_Directive_:
Write out the records beneath this line exactly as they appear, minus any images.

_Data records_:
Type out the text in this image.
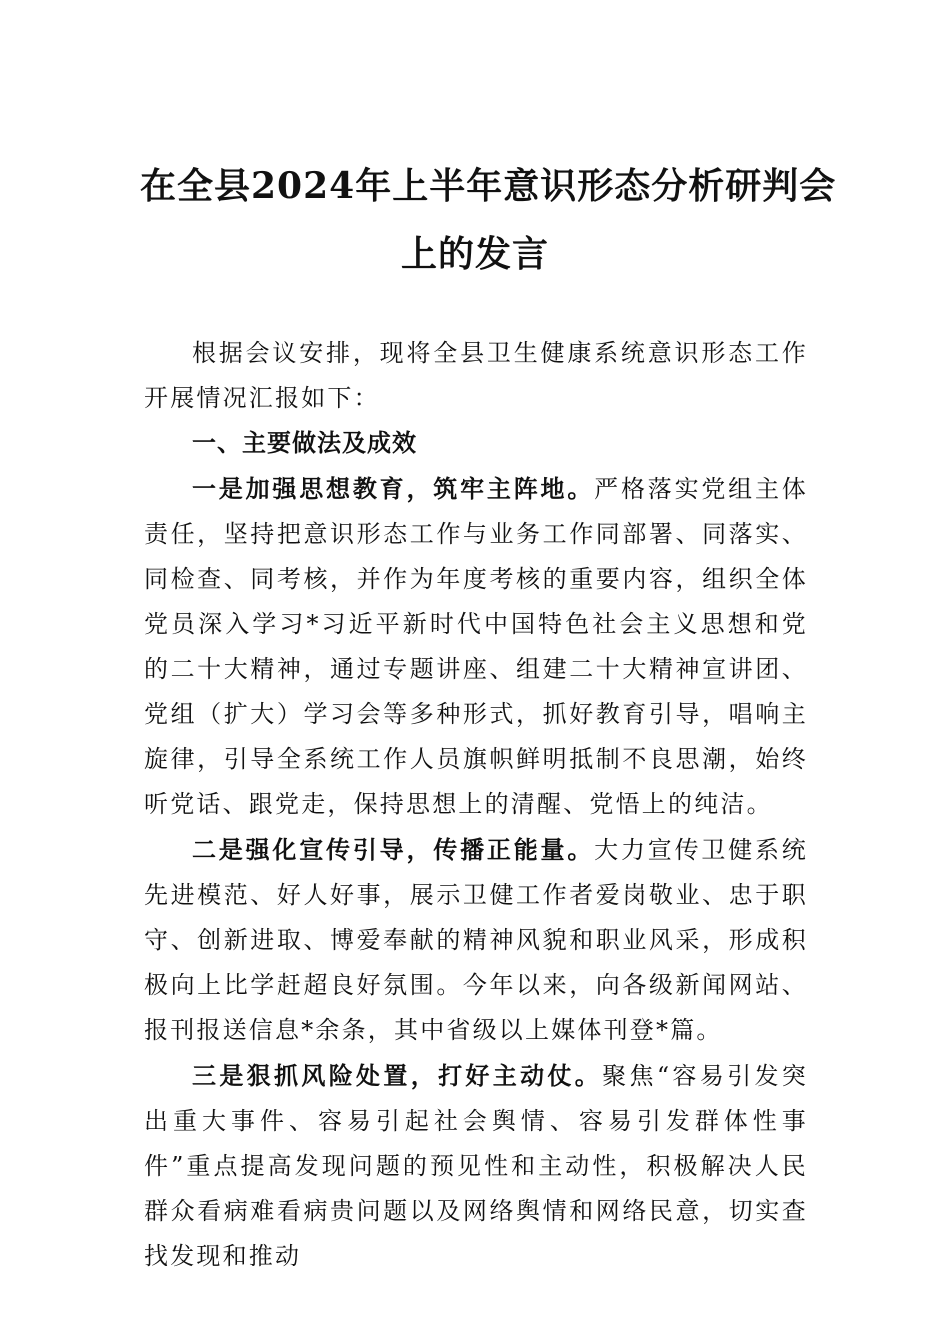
在全县2024年上半年意识形态分析研判会
上的发言

根据会议安排，现将全县卫生健康系统意识形态工作开展情况汇报如下：

一、主要做法及成效

一是加强思想教育，筑牢主阵地。严格落实党组主体责任，坚持把意识形态工作与业务工作同部署、同落实、同检查、同考核，并作为年度考核的重要内容，组织全体党员深入学习*习近平新时代中国特色社会主义思想和党的二十大精神，通过专题讲座、组建二十大精神宣讲团、党组（扩大）学习会等多种形式，抓好教育引导，唱响主旋律，引导全系统工作人员旗帜鲜明抵制不良思潮，始终听党话、跟党走，保持思想上的清醒、党悟上的纯洁。

二是强化宣传引导，传播正能量。大力宣传卫健系统先进模范、好人好事，展示卫健工作者爱岗敬业、忠于职守、创新进取、博爱奉献的精神风貌和职业风采，形成积极向上比学赶超良好氛围。今年以来，向各级新闻网站、报刊报送信息*余条，其中省级以上媒体刊登*篇。

三是狠抓风险处置，打好主动仗。聚焦“容易引发突出重大事件、容易引起社会舆情、容易引发群体性事件”重点提高发现问题的预见性和主动性，积极解决人民群众看病难看病贵问题以及网络舆情和网络民意，切实查找发现和推动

_Exercise answer_:
Type out the text in this image.
在全县2024年上半年意识形态分析研判会
上的发言

根据会议安排，现将全县卫生健康系统意识形态工作开展情况汇报如下：

一、主要做法及成效

一是加强思想教育，筑牢主阵地。严格落实党组主体责任，坚持把意识形态工作与业务工作同部署、同落实、同检查、同考核，并作为年度考核的重要内容，组织全体党员深入学习*习近平新时代中国特色社会主义思想和党的二十大精神，通过专题讲座、组建二十大精神宣讲团、党组（扩大）学习会等多种形式，抓好教育引导，唱响主旋律，引导全系统工作人员旗帜鲜明抵制不良思潮，始终听党话、跟党走，保持思想上的清醒、党悟上的纯洁。

二是强化宣传引导，传播正能量。大力宣传卫健系统先进模范、好人好事，展示卫健工作者爱岗敬业、忠于职守、创新进取、博爱奉献的精神风貌和职业风采，形成积极向上比学赶超良好氛围。今年以来，向各级新闻网站、报刊报送信息*余条，其中省级以上媒体刊登*篇。

三是狠抓风险处置，打好主动仗。聚焦“容易引发突出重大事件、容易引起社会舆情、容易引发群体性事件”重点提高发现问题的预见性和主动性，积极解决人民群众看病难看病贵问题以及网络舆情和网络民意，切实查找发现和推动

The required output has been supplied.